AIM OF THE TASK
Collect the lines of the entries where "Paninis" shows up.

DATA FOR THE TASK
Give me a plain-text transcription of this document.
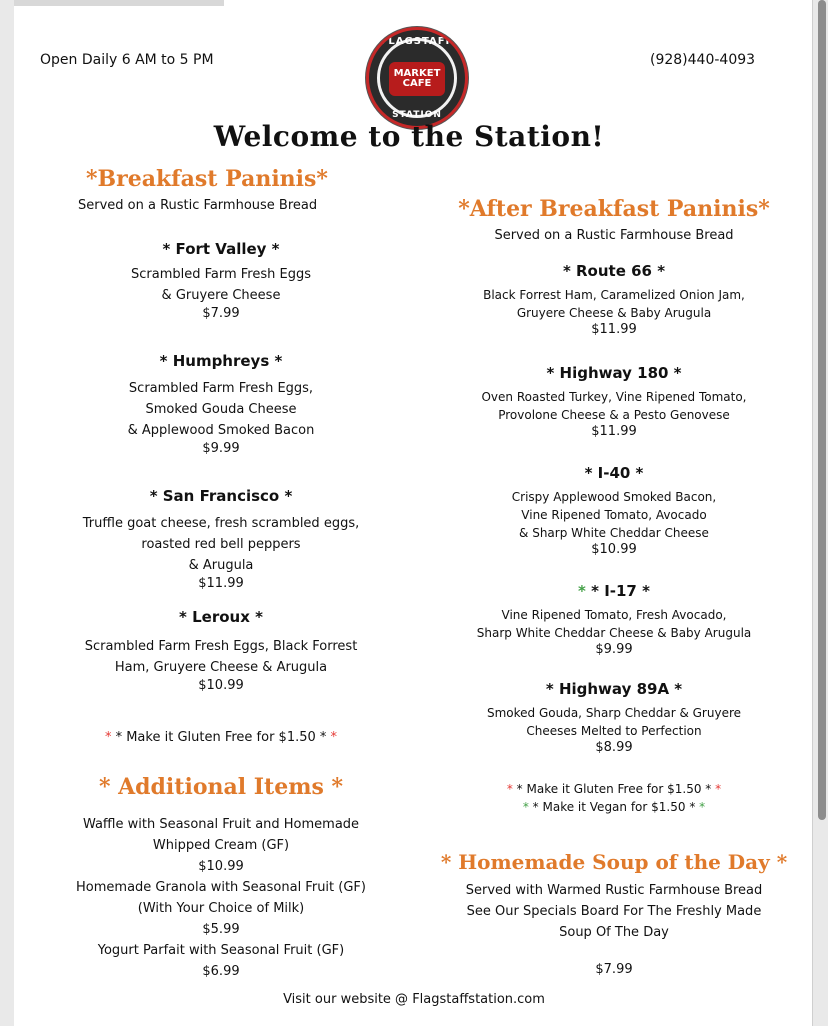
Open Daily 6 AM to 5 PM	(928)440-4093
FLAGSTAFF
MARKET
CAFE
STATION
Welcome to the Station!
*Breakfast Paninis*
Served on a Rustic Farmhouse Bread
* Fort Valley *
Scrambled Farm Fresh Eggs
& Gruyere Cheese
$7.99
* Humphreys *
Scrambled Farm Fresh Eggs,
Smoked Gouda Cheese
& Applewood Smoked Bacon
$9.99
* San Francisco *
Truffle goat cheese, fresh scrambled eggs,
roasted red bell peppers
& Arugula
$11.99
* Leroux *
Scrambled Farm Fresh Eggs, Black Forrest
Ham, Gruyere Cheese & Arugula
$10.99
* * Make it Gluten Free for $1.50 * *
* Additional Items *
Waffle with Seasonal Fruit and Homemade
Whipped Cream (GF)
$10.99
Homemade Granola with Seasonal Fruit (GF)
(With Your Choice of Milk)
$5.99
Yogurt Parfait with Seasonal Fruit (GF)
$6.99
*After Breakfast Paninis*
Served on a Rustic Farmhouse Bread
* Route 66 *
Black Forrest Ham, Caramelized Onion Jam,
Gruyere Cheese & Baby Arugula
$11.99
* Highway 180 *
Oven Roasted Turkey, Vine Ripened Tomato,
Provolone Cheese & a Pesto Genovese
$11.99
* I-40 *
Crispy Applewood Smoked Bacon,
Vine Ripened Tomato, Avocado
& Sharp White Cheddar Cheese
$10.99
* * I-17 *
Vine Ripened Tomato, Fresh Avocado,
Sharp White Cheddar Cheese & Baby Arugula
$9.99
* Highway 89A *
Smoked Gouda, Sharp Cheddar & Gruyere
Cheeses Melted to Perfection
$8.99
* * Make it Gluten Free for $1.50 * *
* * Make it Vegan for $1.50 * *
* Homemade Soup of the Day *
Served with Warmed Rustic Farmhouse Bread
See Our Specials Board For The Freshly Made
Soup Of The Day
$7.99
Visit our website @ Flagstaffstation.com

==

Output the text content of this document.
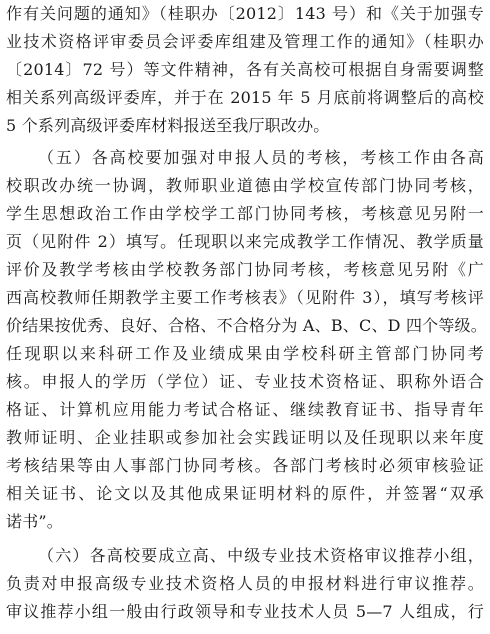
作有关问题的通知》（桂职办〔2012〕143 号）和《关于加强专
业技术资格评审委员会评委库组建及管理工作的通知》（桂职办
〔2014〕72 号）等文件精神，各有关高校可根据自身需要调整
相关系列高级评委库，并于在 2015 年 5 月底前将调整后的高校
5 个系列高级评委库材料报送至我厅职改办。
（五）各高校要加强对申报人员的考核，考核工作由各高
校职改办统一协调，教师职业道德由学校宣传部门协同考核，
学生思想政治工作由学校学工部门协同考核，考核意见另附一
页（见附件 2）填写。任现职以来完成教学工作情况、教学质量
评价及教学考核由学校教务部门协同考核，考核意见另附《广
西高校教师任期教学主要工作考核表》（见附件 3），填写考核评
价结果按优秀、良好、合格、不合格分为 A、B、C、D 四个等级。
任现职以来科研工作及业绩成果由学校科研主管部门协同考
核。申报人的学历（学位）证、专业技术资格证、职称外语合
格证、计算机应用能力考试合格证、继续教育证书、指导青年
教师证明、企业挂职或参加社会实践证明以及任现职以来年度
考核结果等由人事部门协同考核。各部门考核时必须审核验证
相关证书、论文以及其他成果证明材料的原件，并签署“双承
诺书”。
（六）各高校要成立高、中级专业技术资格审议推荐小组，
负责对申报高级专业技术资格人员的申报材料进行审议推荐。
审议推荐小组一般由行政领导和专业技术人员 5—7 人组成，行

ANSWER TO THE TASK
*Breakfast Paninis*
*After Breakfast Paninis*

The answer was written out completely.